◆ EXERCISE ◆
Copy each line of the records that contains the word "Component".

◆ GIVEN DATA ◆
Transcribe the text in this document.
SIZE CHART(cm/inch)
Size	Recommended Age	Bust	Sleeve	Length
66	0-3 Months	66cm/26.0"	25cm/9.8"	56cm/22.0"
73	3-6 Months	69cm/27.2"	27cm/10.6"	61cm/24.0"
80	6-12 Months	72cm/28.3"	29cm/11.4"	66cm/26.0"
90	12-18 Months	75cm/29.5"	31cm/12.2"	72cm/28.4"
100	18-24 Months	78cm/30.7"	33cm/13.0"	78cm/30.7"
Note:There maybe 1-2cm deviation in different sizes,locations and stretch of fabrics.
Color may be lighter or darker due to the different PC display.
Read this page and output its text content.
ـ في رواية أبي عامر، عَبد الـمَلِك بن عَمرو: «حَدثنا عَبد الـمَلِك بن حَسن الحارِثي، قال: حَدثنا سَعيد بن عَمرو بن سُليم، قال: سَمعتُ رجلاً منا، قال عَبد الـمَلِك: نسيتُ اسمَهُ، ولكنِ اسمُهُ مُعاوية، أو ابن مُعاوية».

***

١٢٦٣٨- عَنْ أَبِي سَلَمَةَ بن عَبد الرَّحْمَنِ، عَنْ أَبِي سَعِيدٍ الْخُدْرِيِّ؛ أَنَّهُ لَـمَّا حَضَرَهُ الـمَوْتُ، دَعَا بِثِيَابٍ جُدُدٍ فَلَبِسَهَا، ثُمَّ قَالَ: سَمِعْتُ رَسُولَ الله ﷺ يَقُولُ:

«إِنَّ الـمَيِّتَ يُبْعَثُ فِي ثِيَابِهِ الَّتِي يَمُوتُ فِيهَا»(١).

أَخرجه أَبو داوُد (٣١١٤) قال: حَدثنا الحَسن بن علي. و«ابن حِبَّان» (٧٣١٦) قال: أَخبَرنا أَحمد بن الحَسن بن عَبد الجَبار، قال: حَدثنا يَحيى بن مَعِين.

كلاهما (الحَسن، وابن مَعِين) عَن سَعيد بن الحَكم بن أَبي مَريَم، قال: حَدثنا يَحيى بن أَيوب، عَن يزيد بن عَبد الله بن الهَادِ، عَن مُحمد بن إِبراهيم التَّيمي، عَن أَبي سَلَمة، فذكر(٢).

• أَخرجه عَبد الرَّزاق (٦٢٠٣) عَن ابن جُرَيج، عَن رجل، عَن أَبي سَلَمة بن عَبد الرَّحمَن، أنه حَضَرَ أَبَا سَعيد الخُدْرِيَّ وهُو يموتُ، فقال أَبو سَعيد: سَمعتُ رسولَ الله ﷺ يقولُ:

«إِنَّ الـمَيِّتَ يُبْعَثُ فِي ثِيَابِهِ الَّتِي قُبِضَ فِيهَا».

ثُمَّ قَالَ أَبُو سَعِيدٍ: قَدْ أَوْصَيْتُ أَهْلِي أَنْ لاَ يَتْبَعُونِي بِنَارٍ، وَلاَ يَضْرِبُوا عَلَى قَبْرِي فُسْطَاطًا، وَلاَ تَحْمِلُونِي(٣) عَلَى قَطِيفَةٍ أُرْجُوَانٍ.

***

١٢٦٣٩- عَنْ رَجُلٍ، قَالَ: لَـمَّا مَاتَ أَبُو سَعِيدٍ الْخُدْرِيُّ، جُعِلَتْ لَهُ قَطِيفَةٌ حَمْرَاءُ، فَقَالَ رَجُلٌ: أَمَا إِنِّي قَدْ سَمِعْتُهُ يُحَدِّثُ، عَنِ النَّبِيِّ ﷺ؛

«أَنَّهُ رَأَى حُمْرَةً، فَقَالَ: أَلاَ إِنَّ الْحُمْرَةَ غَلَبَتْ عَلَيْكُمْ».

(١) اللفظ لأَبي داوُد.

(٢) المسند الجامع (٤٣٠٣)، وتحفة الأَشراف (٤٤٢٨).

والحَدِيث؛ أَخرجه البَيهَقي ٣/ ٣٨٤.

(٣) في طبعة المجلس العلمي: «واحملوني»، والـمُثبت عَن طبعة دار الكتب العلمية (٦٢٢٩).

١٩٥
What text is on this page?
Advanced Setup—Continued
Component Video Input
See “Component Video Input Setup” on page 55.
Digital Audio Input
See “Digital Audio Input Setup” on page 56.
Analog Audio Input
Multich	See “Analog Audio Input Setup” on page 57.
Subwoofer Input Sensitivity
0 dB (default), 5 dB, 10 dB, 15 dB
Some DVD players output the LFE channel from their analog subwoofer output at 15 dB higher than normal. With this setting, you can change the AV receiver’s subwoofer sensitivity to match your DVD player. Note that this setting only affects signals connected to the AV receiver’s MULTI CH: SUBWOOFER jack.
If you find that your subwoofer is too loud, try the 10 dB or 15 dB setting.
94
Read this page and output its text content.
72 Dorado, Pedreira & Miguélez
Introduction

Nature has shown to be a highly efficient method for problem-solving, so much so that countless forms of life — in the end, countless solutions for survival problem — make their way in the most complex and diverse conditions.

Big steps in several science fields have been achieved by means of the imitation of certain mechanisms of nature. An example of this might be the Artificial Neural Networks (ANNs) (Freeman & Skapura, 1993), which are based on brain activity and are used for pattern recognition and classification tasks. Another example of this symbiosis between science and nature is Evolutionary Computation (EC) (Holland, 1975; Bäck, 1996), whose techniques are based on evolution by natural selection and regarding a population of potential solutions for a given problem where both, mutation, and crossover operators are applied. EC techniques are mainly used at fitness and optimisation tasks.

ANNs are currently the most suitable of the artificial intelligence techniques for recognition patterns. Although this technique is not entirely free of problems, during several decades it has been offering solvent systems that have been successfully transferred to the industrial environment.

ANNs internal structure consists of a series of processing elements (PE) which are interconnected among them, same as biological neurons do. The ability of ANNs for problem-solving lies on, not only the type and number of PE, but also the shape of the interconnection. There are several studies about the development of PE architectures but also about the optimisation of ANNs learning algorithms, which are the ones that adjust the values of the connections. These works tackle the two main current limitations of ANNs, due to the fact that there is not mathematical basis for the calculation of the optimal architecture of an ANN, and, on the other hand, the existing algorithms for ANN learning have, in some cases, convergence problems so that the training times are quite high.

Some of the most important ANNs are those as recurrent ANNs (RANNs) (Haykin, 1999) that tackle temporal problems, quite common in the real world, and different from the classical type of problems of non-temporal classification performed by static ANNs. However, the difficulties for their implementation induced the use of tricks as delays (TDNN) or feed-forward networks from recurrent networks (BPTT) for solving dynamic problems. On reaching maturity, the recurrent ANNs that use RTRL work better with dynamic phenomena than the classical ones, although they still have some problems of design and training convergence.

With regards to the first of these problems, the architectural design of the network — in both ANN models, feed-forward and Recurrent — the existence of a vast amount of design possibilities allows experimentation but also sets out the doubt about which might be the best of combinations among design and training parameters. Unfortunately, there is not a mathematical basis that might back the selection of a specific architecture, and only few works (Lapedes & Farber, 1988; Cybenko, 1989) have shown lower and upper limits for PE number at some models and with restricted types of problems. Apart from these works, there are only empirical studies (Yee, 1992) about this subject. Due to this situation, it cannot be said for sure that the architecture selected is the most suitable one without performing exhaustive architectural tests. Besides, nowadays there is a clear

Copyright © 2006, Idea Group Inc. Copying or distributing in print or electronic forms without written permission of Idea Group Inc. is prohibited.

◆ EXERCISE ANSWER ◆
Component Video Input
See “Component Video Input Setup” on page 55.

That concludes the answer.